**TEXT SECTION**

>>>

Open nemlar opened 4 years ago

nemlar commented 4 years ago

Hi!

Firstly thank you very much for all your hard work on this! It really is an amazing tool!

Probably this is not the right spot for this kind of question, but I wasn't sure where to post this... My issue is, I can't find how to put a stress/accent on a letter when using Greek, as in for example the words: άλφα, Άλφα, έλα, από, Θώθ etc. I guess what is referred in the dead-keys doc as: @0b4 = Acute-Sup ; ´ - Acute, Gr. Tonos-Oxia, superscripts Which key is used in the Gr locale that you have provided?

Many thanks!

DreymaR commented 4 years ago

Yes, you should be able to write άΆ etc as AltGr+' (the apostrophe) then letter. If you wish, you could move the Acute/Tonos dead key to a first-level spot, let me know if you decide on a good one! I'm not sure how much people actually write the Tonos these days.

<<<

**PROBLEM DETAILS**
Continue the Greek accent keyboard discussion from where it stops.

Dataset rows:
>>>

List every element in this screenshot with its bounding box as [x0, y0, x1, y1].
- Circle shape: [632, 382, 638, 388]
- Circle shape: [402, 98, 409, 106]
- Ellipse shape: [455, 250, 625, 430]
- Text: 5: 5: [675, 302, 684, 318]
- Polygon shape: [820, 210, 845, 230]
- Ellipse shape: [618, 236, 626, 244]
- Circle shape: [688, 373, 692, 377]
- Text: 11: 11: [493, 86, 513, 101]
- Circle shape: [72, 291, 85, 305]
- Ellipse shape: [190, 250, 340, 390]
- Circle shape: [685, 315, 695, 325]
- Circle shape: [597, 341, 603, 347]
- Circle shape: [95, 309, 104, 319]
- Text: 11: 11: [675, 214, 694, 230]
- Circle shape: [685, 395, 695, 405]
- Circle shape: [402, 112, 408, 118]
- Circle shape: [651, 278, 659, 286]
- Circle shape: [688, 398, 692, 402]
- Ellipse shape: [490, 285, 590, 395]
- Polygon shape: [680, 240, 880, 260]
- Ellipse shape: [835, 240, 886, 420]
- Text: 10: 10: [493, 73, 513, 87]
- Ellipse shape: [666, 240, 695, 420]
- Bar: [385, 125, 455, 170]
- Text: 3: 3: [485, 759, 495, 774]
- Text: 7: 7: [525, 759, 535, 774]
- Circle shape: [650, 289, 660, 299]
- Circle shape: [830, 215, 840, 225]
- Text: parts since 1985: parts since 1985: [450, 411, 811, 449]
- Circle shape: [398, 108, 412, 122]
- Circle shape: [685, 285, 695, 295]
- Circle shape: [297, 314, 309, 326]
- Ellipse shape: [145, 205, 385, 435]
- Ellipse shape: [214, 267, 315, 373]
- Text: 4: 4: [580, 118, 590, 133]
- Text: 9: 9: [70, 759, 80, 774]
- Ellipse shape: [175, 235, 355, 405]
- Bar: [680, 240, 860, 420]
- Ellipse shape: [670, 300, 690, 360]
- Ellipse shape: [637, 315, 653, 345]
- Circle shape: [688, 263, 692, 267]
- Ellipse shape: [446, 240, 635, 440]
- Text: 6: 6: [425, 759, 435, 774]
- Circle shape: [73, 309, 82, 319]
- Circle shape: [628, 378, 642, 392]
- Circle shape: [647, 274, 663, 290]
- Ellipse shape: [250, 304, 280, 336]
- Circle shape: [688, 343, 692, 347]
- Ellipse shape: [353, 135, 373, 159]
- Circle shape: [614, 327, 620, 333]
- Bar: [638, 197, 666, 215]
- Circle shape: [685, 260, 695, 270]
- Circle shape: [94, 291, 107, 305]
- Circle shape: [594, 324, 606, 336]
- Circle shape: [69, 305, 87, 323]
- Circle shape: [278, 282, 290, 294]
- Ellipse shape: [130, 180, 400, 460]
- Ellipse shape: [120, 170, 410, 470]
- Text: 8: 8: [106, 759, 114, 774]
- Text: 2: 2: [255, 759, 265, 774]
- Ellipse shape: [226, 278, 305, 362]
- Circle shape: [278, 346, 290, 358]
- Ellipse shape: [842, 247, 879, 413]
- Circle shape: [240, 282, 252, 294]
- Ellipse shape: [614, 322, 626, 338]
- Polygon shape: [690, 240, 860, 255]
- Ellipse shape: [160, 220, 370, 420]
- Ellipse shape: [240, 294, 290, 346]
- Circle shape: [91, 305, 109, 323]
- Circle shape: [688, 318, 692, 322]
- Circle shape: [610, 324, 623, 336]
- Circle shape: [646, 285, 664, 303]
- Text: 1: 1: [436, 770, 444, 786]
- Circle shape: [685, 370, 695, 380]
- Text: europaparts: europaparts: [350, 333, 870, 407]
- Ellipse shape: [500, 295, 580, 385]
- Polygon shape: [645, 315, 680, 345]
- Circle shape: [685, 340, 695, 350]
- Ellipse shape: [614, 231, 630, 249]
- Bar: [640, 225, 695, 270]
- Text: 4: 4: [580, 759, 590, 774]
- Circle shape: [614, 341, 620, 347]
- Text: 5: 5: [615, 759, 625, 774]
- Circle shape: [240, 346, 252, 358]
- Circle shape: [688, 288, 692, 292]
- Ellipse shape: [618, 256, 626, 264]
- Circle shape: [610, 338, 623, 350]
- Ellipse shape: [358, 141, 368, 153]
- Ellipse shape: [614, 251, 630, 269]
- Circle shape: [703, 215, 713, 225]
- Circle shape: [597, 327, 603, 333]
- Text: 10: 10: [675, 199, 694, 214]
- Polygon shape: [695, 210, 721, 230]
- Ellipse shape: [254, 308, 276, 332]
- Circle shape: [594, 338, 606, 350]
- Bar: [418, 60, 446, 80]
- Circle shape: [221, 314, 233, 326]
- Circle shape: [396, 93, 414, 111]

<<<

**TASK RESULT**
If you want proper katharevousa it'll take some more work on the dead key tables to get there. I started, but the number of accent combinations is massive and nobody asked for it so I didn't take the time and effort. Unfortunately, for dead keys you have to provide a definition for each combination such as dasia+oxia+ypogegrammeni (d,o,y/d,y,o/o,d,y/o,y,d/y,d,o/y,o,d – 6 different ways!). So unfless there's a strict rule for which sequence accents are written in, the task is daunting.

DreymaR commented 3 years ago

Update: With the new Compose key method, you can now compose any Greek accent combination like you can on Linux.

So writing for instance an α then typing an apostrophe followed by the Compose key will produce ά, and `(α becomes ἃ etc.